*Provided passage*

□ □ □

Martin Odersky made a huge impact on the Java world with his design of the Pizza language. Although Pizza itself never became popular, it demonstrated that object-oriented and functional language features, when combined with skill and taste, form a natural and powerful combination. Pizza's design became the basis for generics in Java, and Martin's GJ (Generic Java) compiler was Sun Microsystem's standard compiler starting in 1.3 (though with generics disabled). I had the pleasure of maintaining this compiler for a number of years, so I can report from first-hand experience that Martin's skill in language design extends to language implementation.

Since that time, we at Sun tried to simplify program development by extending the language with piecemeal solutions to particular problems, like the for-each loop, enums, and autoboxing. Meanwhile, Martin continued his work on more powerful orthogonal language primitives that allow programmers to provide solutions in libraries.

Lately, there has been a backlash against statically typed languages. Experience with Java has shown that programming in a static language results in an abundance of boilerplate. The common wisdom is that one must abandon static typing to eliminate the boilerplate, and there is a rising interest in dynamic languages such as Python, Ruby, and Groovy. This common wisdom is debunked by the existence of Martin's latest brainchild, Scala.

Scala is a tastefully typed language: it is statically typed, but explicit types appear in just the right places. Scala takes powerful features from object-oriented and functional languages, and combines them with a few novel ideas in a beautifully coherent whole. The syntax is so lightweight, and its primitives so expressive, that APIs can be used with virtually no syntactic overhead at all. Examples can be found in standard libraries such as parser combinators and actors. In this sense Scala supports embedded domain-specific languages.

Will Scala be the next great language? Only time will tell. Martin Odersky's team certainly has the taste and skill for the job. One thing is sure: Scala sets a new standard against which future languages will be measured.

Neal Gafter
San Jose, California
September 3, 2008

Acknowledgments

Many people have contributed to this book and to the material it covers. We are grateful to all of them.

□ □ □

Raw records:
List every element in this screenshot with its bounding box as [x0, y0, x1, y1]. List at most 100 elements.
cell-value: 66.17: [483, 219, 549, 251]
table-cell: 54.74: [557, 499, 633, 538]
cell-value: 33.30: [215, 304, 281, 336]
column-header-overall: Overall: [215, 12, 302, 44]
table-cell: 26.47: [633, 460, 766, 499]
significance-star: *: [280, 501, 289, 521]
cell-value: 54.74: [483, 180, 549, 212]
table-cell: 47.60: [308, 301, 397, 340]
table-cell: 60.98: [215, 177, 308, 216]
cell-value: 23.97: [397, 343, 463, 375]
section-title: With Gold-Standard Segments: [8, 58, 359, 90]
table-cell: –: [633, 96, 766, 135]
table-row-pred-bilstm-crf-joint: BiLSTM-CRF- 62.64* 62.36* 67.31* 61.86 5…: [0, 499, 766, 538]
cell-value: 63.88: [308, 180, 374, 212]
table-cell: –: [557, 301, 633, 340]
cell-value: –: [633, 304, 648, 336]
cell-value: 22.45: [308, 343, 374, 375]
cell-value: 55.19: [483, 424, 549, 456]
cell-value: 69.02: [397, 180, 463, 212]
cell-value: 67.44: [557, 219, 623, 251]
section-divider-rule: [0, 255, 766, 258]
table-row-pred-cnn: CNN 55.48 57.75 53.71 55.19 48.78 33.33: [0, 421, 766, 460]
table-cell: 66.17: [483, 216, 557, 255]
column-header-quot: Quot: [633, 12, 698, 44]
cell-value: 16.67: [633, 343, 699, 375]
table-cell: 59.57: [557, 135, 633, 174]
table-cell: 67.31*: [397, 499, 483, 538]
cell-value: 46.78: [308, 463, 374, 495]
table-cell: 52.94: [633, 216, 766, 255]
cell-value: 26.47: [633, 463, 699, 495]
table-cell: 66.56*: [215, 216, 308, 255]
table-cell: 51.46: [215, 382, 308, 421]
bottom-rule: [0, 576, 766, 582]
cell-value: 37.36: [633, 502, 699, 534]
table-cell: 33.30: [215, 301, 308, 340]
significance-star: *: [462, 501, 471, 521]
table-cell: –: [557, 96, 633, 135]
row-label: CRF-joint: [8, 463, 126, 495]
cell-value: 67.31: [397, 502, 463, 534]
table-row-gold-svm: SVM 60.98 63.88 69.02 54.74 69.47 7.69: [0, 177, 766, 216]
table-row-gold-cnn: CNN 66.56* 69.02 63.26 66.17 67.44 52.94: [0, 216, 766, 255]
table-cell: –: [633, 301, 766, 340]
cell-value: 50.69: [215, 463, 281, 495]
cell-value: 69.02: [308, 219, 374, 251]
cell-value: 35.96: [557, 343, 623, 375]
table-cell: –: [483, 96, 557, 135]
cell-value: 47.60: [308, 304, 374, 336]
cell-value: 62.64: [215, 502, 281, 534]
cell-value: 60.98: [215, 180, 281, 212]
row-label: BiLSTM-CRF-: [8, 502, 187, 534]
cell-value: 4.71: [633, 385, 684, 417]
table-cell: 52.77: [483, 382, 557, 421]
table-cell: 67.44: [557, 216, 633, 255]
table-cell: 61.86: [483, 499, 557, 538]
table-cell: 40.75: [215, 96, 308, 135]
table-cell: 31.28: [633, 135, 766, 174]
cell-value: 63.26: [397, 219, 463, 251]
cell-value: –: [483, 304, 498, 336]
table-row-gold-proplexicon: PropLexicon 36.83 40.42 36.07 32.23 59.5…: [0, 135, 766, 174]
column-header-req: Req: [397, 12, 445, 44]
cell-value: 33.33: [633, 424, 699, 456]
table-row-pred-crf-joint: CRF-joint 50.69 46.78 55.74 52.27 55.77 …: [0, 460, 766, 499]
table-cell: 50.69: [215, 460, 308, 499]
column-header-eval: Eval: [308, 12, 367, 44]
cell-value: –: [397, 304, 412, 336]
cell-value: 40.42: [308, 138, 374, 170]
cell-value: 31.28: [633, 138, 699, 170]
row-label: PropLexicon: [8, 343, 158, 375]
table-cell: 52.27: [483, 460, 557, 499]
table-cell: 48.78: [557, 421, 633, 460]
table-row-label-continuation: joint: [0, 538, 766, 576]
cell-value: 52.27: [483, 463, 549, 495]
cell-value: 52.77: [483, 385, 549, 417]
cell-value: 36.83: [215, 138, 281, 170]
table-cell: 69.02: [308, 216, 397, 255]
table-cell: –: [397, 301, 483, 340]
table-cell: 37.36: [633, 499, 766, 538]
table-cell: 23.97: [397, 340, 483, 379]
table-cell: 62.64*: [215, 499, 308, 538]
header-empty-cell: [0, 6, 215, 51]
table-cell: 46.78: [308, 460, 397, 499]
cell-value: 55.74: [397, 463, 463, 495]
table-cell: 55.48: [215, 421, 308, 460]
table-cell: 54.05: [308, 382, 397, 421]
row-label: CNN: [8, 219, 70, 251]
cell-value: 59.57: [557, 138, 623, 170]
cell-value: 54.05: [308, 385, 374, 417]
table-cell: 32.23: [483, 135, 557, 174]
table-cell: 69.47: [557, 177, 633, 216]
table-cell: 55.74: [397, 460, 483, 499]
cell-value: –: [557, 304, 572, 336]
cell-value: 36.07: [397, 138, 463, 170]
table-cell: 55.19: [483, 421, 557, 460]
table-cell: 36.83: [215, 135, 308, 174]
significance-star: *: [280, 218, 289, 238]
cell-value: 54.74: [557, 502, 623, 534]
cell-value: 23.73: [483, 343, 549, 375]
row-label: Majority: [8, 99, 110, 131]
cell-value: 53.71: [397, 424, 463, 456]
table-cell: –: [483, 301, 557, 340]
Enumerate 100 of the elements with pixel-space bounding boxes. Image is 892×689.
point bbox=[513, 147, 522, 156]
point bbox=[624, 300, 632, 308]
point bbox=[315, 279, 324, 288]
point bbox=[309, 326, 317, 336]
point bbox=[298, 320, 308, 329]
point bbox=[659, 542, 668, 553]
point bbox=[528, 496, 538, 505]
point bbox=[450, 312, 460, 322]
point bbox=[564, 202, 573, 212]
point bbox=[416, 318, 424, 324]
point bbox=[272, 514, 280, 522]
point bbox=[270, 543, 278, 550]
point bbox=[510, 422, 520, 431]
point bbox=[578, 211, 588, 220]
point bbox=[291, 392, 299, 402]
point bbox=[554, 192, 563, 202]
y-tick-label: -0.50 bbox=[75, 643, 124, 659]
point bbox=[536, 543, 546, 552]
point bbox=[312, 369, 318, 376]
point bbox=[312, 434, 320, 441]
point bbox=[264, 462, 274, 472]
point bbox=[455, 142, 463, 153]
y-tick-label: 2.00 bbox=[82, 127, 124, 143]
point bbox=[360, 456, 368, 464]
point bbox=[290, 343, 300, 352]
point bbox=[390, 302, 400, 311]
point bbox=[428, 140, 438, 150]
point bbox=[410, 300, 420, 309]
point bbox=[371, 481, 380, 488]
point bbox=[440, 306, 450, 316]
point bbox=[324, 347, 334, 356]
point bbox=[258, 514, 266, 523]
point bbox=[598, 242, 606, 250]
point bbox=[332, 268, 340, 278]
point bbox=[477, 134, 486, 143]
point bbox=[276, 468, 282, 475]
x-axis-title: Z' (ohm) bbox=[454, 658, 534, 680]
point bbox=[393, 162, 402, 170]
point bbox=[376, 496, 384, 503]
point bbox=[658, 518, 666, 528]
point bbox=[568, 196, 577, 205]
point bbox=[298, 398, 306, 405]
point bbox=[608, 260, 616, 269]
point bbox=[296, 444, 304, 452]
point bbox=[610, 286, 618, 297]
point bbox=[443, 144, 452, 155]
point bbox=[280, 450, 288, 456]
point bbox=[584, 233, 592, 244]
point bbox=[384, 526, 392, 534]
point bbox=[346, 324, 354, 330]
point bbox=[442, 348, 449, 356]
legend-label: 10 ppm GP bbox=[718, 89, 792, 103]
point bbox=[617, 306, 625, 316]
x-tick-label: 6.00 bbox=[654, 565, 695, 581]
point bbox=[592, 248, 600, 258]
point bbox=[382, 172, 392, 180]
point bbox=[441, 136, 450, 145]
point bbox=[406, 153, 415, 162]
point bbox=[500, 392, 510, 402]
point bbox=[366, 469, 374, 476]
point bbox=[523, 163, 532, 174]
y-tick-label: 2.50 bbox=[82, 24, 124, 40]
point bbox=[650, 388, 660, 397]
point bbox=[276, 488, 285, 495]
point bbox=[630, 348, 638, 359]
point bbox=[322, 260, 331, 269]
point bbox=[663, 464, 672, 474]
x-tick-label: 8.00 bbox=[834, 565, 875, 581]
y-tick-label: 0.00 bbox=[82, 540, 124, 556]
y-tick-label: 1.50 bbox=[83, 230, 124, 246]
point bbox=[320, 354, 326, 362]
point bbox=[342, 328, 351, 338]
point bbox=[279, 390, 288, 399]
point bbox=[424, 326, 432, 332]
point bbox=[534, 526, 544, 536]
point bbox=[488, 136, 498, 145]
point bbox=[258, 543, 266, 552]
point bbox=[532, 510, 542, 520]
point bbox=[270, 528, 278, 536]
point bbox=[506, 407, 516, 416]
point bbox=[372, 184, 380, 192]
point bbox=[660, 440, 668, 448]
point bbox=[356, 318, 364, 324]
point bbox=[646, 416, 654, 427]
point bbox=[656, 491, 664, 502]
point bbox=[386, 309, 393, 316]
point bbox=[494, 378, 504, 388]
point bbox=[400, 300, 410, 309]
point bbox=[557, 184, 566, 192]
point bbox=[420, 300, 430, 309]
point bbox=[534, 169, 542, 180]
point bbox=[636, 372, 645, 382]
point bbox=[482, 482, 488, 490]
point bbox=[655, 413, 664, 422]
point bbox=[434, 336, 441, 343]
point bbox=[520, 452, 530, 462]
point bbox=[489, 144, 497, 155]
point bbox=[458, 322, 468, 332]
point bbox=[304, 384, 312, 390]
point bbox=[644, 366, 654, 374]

□ □ □

*Required task A*
Answer these questions using the Scala passage above the entries:
(i) Which compiler by Martin Odersky became Sun Microsystem's standard compiler starting in 1.3?
(ii) Which dynamic languages are named as drawing rising interest?
(iii) Which standard libraries are named as examples of APIs used with virtually no syntactic overhead?
*Required task B*
Reproduce the portion of the Scala passage above the entries, starting with "Since that time, we" and going on through "latest brainchild, Scala.".

*Result A*
(i) GJ (Generic Java)
(ii) Python, Ruby, and Groovy
(iii) Parser combinators and actors

*Result B*
Since that time, we at Sun tried to simplify program development by extending the language with piecemeal solutions to particular problems, like the for-each loop, enums, and autoboxing. Meanwhile, Martin continued his work on more powerful orthogonal language primitives that allow programmers to provide solutions in libraries.

Lately, there has been a backlash against statically typed languages. Experience with Java has shown that programming in a static language results in an abundance of boilerplate. The common wisdom is that one must abandon static typing to eliminate the boilerplate, and there is a rising interest in dynamic languages such as Python, Ruby, and Groovy. This common wisdom is debunked by the existence of Martin's latest brainchild, Scala.